** Begin MATERIAL FOR THIS TASK **
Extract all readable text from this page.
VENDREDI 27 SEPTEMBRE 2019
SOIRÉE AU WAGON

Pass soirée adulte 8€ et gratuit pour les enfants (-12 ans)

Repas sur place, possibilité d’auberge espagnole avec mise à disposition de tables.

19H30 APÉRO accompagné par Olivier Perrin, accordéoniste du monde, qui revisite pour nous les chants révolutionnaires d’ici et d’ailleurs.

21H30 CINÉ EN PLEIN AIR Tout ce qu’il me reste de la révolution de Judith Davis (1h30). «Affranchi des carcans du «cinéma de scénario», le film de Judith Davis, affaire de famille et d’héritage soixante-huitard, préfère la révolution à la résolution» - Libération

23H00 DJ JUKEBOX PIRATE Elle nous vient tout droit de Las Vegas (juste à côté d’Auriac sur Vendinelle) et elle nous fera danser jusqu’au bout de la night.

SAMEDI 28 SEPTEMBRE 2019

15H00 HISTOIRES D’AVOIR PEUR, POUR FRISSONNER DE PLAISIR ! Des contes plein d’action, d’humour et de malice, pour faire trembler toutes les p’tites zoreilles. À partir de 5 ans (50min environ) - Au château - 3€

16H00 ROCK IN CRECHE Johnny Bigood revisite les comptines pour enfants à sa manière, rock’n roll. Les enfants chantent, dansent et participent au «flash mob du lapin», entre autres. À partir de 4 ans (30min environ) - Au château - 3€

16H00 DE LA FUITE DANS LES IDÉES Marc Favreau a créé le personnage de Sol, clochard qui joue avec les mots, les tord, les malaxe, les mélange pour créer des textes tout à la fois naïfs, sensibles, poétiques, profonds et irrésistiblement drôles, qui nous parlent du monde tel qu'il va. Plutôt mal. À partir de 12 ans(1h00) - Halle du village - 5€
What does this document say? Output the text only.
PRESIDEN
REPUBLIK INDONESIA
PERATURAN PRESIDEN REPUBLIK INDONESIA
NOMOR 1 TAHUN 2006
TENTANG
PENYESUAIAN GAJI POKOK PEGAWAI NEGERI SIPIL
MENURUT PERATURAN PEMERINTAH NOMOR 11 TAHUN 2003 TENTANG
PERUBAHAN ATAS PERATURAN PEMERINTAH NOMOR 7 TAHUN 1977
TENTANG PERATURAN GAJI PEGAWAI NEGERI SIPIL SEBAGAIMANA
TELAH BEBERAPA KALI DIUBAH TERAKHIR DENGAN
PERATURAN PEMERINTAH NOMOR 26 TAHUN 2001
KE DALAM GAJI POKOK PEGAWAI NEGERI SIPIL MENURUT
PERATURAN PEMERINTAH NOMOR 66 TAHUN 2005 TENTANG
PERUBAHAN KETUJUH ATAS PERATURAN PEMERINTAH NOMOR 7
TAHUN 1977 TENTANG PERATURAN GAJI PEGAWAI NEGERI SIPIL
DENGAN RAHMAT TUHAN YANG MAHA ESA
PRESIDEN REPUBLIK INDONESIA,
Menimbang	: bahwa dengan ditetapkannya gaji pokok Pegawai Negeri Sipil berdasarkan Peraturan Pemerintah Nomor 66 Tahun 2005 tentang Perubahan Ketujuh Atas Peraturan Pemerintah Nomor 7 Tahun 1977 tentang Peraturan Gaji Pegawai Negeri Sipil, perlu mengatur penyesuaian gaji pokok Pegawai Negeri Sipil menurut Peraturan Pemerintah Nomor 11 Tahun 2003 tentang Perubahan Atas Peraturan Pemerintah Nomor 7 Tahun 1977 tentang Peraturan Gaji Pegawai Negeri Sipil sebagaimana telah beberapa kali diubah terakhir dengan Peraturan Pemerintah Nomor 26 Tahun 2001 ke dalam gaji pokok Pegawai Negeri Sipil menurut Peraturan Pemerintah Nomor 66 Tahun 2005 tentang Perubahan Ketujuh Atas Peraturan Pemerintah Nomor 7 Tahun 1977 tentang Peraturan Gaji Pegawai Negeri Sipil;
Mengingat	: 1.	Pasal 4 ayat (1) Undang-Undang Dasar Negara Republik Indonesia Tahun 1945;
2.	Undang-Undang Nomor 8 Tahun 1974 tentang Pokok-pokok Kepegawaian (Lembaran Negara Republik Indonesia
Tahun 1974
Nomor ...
** End MATERIAL FOR THIS TASK **
▶ [TASK DIRECTIONS]:
Each entry is to be returned in full, character for character.

▶ [EXERCISE RESPONSE]:
Extract all readable text from this page.
VENDREDI 27 SEPTEMBRE 2019
SOIRÉE AU WAGON

Pass soirée adulte 8€ et gratuit pour les enfants (-12 ans)

Repas sur place, possibilité d’auberge espagnole avec mise à disposition de tables.

19H30 APÉRO accompagné par Olivier Perrin, accordéoniste du monde, qui revisite pour nous les chants révolutionnaires d’ici et d’ailleurs.

21H30 CINÉ EN PLEIN AIR Tout ce qu’il me reste de la révolution de Judith Davis (1h30). «Affranchi des carcans du «cinéma de scénario», le film de Judith Davis, affaire de famille et d’héritage soixante-huitard, préfère la révolution à la résolution» - Libération

23H00 DJ JUKEBOX PIRATE Elle nous vient tout droit de Las Vegas (juste à côté d’Auriac sur Vendinelle) et elle nous fera danser jusqu’au bout de la night.

SAMEDI 28 SEPTEMBRE 2019

15H00 HISTOIRES D’AVOIR PEUR, POUR FRISSONNER DE PLAISIR ! Des contes plein d’action, d’humour et de malice, pour faire trembler toutes les p’tites zoreilles. À partir de 5 ans (50min environ) - Au château - 3€

16H00 ROCK IN CRECHE Johnny Bigood revisite les comptines pour enfants à sa manière, rock’n roll. Les enfants chantent, dansent et participent au «flash mob du lapin», entre autres. À partir de 4 ans (30min environ) - Au château - 3€

16H00 DE LA FUITE DANS LES IDÉES Marc Favreau a créé le personnage de Sol, clochard qui joue avec les mots, les tord, les malaxe, les mélange pour créer des textes tout à la fois naïfs, sensibles, poétiques, profonds et irrésistiblement drôles, qui nous parlent du monde tel qu'il va. Plutôt mal. À partir de 12 ans(1h00) - Halle du village - 5€
What does this document say? Output the text only.
PRESIDEN
REPUBLIK INDONESIA
PERATURAN PRESIDEN REPUBLIK INDONESIA
NOMOR 1 TAHUN 2006
TENTANG
PENYESUAIAN GAJI POKOK PEGAWAI NEGERI SIPIL
MENURUT PERATURAN PEMERINTAH NOMOR 11 TAHUN 2003 TENTANG
PERUBAHAN ATAS PERATURAN PEMERINTAH NOMOR 7 TAHUN 1977
TENTANG PERATURAN GAJI PEGAWAI NEGERI SIPIL SEBAGAIMANA
TELAH BEBERAPA KALI DIUBAH TERAKHIR DENGAN
PERATURAN PEMERINTAH NOMOR 26 TAHUN 2001
KE DALAM GAJI POKOK PEGAWAI NEGERI SIPIL MENURUT
PERATURAN PEMERINTAH NOMOR 66 TAHUN 2005 TENTANG
PERUBAHAN KETUJUH ATAS PERATURAN PEMERINTAH NOMOR 7
TAHUN 1977 TENTANG PERATURAN GAJI PEGAWAI NEGERI SIPIL
DENGAN RAHMAT TUHAN YANG MAHA ESA
PRESIDEN REPUBLIK INDONESIA,
Menimbang	: bahwa dengan ditetapkannya gaji pokok Pegawai Negeri Sipil berdasarkan Peraturan Pemerintah Nomor 66 Tahun 2005 tentang Perubahan Ketujuh Atas Peraturan Pemerintah Nomor 7 Tahun 1977 tentang Peraturan Gaji Pegawai Negeri Sipil, perlu mengatur penyesuaian gaji pokok Pegawai Negeri Sipil menurut Peraturan Pemerintah Nomor 11 Tahun 2003 tentang Perubahan Atas Peraturan Pemerintah Nomor 7 Tahun 1977 tentang Peraturan Gaji Pegawai Negeri Sipil sebagaimana telah beberapa kali diubah terakhir dengan Peraturan Pemerintah Nomor 26 Tahun 2001 ke dalam gaji pokok Pegawai Negeri Sipil menurut Peraturan Pemerintah Nomor 66 Tahun 2005 tentang Perubahan Ketujuh Atas Peraturan Pemerintah Nomor 7 Tahun 1977 tentang Peraturan Gaji Pegawai Negeri Sipil;
Mengingat	: 1.	Pasal 4 ayat (1) Undang-Undang Dasar Negara Republik Indonesia Tahun 1945;
2.	Undang-Undang Nomor 8 Tahun 1974 tentang Pokok-pokok Kepegawaian (Lembaran Negara Republik Indonesia
Tahun 1974
Nomor ...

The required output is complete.